▸ **WHAT IS ASKED**: Where a line holds the word "contains", copy that line.

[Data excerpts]
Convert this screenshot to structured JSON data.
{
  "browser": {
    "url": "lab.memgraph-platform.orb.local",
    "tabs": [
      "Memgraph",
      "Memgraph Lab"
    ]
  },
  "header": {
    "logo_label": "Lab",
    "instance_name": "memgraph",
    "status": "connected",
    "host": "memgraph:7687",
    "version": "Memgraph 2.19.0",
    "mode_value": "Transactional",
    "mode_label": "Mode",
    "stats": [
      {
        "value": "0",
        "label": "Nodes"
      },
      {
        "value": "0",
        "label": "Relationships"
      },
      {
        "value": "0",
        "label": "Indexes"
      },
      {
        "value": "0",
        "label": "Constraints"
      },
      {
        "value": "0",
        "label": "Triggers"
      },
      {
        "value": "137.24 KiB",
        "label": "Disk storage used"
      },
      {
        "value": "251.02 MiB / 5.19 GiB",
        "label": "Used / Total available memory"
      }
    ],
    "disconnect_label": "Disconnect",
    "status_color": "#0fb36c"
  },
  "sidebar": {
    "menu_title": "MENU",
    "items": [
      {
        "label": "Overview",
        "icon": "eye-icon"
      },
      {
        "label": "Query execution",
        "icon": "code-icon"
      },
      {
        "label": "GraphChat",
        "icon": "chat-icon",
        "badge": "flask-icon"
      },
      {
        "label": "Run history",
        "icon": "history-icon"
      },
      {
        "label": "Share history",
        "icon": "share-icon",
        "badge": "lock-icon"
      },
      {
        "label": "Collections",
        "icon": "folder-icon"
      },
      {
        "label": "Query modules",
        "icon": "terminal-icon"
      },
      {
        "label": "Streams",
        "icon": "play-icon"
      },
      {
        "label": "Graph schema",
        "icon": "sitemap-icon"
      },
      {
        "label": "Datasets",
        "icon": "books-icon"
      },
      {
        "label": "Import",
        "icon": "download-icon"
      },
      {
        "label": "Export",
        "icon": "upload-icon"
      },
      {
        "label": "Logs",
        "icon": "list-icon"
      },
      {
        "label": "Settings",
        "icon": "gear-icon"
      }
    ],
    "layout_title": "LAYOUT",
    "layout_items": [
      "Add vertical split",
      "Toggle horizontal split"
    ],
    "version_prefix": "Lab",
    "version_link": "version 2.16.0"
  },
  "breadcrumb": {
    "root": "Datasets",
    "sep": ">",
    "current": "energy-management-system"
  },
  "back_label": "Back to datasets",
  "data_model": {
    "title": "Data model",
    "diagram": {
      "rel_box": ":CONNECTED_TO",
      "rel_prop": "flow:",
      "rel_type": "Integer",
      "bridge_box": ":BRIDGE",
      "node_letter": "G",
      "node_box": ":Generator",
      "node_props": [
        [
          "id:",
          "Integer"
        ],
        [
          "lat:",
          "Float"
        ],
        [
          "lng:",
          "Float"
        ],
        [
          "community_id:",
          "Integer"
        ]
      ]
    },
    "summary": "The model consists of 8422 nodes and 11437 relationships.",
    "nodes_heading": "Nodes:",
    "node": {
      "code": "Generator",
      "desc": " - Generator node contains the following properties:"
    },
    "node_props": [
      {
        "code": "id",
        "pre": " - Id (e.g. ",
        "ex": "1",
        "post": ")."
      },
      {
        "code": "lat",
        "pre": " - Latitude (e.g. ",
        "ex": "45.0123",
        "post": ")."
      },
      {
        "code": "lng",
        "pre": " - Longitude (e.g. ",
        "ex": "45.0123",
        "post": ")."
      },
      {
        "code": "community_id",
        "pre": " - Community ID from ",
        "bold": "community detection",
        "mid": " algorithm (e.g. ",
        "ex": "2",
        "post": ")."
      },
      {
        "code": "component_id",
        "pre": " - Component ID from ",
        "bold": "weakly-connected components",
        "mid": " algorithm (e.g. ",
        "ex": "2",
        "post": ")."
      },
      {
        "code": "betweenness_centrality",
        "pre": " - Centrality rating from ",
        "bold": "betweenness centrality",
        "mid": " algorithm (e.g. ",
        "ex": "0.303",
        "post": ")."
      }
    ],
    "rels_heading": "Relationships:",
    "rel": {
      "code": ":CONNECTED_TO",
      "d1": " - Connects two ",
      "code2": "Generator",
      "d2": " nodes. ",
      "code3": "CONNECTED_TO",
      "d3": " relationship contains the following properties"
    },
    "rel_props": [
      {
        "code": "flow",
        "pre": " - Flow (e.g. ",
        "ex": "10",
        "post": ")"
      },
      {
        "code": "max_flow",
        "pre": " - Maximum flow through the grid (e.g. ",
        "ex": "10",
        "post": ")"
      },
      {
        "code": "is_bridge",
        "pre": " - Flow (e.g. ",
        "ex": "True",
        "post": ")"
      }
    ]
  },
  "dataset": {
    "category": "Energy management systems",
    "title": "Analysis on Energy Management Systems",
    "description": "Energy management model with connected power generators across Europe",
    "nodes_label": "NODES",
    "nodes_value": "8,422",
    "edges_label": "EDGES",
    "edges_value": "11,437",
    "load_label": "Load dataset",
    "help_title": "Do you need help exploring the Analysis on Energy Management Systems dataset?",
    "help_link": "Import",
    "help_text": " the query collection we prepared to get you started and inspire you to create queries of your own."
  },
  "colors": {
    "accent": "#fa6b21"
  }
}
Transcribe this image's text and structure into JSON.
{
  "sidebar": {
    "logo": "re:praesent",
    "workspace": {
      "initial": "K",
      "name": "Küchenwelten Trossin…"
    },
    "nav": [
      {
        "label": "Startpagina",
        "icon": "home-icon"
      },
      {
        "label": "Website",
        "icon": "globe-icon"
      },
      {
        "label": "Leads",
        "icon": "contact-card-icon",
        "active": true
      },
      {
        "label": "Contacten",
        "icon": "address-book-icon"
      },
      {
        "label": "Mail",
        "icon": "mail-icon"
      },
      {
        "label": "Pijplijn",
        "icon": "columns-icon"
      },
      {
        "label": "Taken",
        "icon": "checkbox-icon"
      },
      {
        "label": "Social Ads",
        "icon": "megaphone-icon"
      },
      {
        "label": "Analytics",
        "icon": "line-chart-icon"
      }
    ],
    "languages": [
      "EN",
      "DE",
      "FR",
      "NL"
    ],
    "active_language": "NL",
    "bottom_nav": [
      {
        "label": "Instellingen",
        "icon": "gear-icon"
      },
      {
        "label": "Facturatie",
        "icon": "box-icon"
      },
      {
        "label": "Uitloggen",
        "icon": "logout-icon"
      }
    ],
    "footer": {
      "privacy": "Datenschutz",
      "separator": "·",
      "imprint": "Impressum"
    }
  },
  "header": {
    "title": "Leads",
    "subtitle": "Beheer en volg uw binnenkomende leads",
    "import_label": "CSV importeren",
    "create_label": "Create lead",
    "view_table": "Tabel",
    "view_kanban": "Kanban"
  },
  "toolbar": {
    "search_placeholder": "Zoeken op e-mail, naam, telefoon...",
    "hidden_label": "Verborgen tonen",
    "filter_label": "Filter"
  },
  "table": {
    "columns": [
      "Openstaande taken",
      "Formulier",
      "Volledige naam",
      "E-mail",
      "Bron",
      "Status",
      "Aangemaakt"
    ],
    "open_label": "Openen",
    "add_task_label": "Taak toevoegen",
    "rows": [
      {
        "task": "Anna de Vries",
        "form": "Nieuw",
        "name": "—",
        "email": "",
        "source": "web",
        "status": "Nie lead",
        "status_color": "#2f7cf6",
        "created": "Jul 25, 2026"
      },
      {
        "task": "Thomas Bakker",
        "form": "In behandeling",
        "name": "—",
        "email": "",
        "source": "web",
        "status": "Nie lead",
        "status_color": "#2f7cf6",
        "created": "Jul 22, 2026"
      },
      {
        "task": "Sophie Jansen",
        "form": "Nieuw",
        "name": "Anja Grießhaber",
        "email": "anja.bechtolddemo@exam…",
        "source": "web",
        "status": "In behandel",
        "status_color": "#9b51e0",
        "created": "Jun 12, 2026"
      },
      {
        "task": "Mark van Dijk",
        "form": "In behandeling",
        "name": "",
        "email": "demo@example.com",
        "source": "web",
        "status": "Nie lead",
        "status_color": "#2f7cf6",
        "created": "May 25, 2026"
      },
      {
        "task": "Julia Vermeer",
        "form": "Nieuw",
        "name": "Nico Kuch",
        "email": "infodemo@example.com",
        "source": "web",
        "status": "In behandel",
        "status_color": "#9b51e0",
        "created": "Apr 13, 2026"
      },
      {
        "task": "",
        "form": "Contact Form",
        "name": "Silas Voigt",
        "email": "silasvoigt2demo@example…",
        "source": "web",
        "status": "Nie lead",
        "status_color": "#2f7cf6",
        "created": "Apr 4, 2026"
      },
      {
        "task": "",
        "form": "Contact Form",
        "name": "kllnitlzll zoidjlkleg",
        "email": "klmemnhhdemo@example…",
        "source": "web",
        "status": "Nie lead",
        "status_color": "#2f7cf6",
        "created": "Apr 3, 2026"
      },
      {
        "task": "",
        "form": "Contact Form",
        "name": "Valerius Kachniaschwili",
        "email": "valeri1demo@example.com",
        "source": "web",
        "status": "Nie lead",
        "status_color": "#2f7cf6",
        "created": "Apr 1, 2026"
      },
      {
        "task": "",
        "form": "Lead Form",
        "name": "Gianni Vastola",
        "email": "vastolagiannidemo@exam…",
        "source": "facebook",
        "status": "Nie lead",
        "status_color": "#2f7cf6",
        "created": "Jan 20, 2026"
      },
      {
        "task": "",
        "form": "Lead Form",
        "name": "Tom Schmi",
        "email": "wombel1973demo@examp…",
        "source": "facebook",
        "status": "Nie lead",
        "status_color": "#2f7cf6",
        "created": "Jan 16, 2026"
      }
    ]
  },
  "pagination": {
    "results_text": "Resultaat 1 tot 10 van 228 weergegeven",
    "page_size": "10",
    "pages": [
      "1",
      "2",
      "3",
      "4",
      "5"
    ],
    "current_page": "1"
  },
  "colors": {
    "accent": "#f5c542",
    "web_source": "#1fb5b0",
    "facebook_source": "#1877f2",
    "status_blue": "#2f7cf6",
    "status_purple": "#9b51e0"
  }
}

▸ **THE REPLY**:
      "desc": " - Generator node contains the following properties:"
      "d3": " relationship contains the following properties"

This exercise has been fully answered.